### What the task asks
Output the material beneath this task exactly, images excluded.

### Dataset items
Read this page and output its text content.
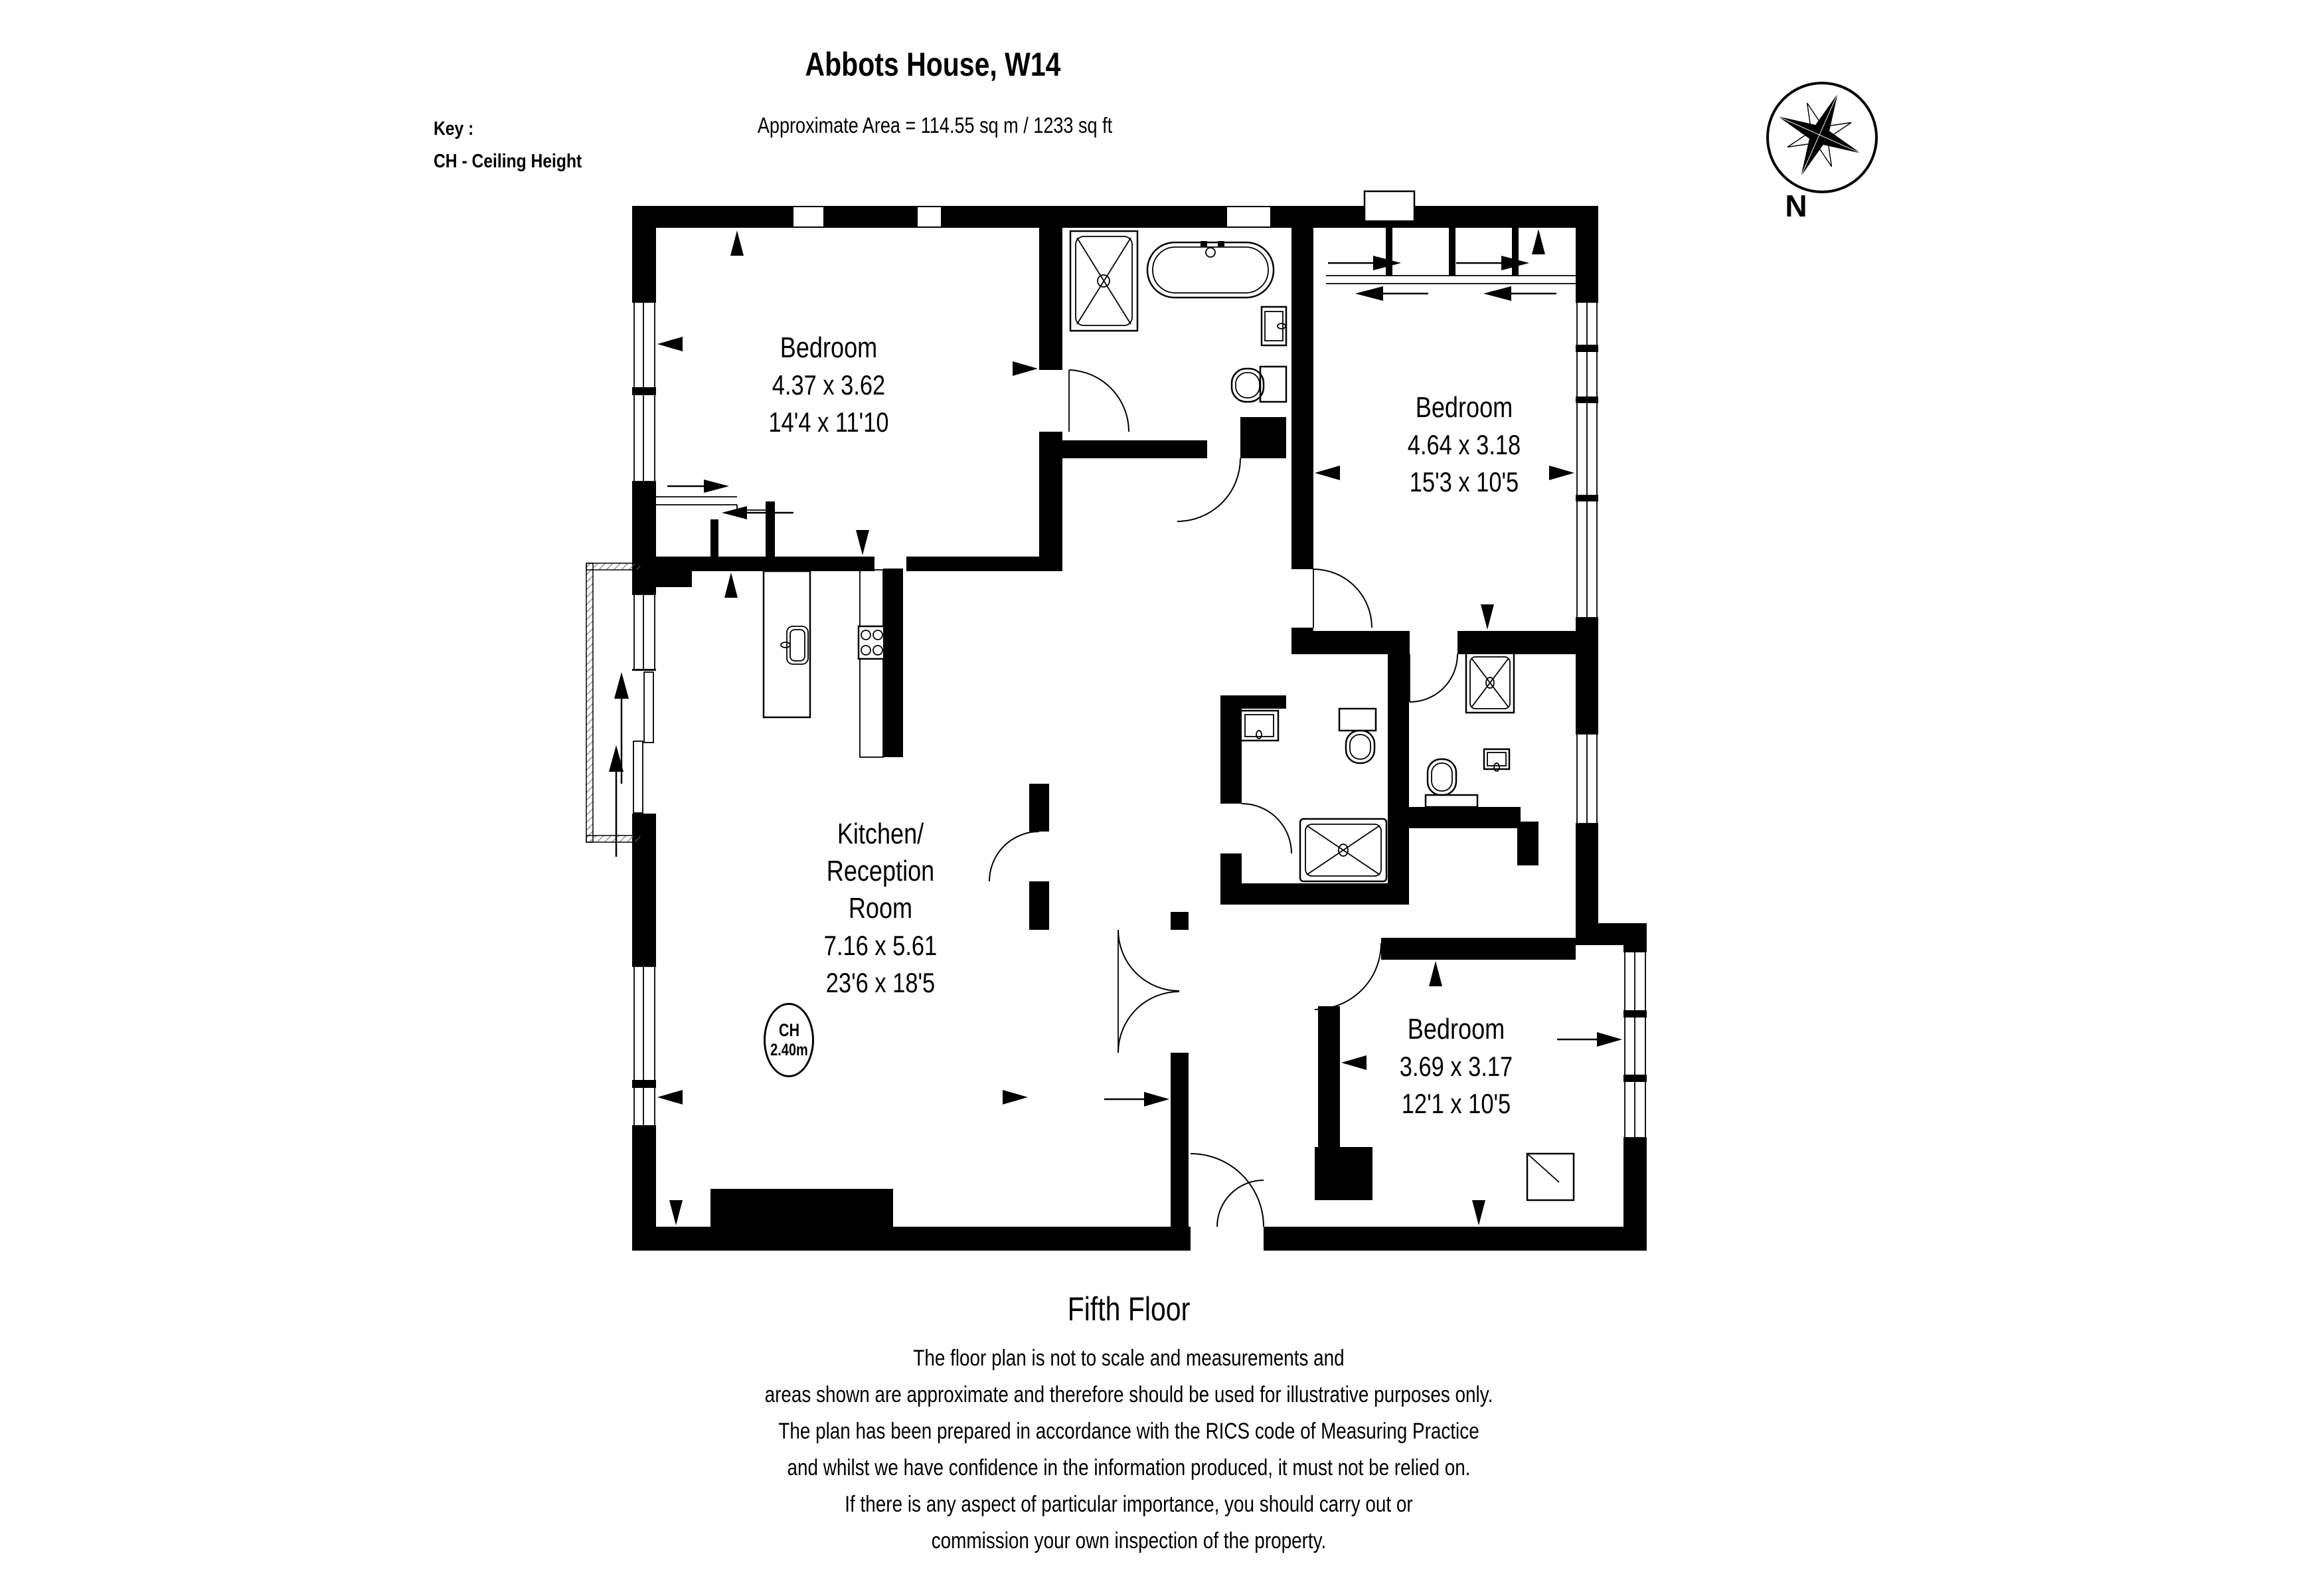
Abbots House, W14
Approximate Area = 114.55 sq m / 1233 sq ft
Key :
CH - Ceiling Height
N
Bedroom
4.37 x 3.62
14'4 x 11'10	Bedroom
4.64 x 3.18
15'3 x 10'5
Kitchen/
Reception
Room
7.16 x 5.61
23'6 x 18'5
Bedroom
3.69 x 3.17
12'1 x 10'5
CH
2.40m
Fifth Floor
The floor plan is not to scale and measurements and
areas shown are approximate and therefore should be used for illustrative purposes only.
The plan has been prepared in accordance with the RICS code of Measuring Practice
and whilst we have confidence in the information produced, it must not be relied on.
If there is any aspect of particular importance, you should carry out or
commission your own inspection of the property.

### Task response
Read this page and output its text content.
Abbots House, W14
Approximate Area = 114.55 sq m / 1233 sq ft
Key :
CH - Ceiling Height
N
Bedroom
4.37 x 3.62
14'4 x 11'10	Bedroom
4.64 x 3.18
15'3 x 10'5
Kitchen/
Reception
Room
7.16 x 5.61
23'6 x 18'5
Bedroom
3.69 x 3.17
12'1 x 10'5
CH
2.40m
Fifth Floor
The floor plan is not to scale and measurements and
areas shown are approximate and therefore should be used for illustrative purposes only.
The plan has been prepared in accordance with the RICS code of Measuring Practice
and whilst we have confidence in the information produced, it must not be relied on.
If there is any aspect of particular importance, you should carry out or
commission your own inspection of the property.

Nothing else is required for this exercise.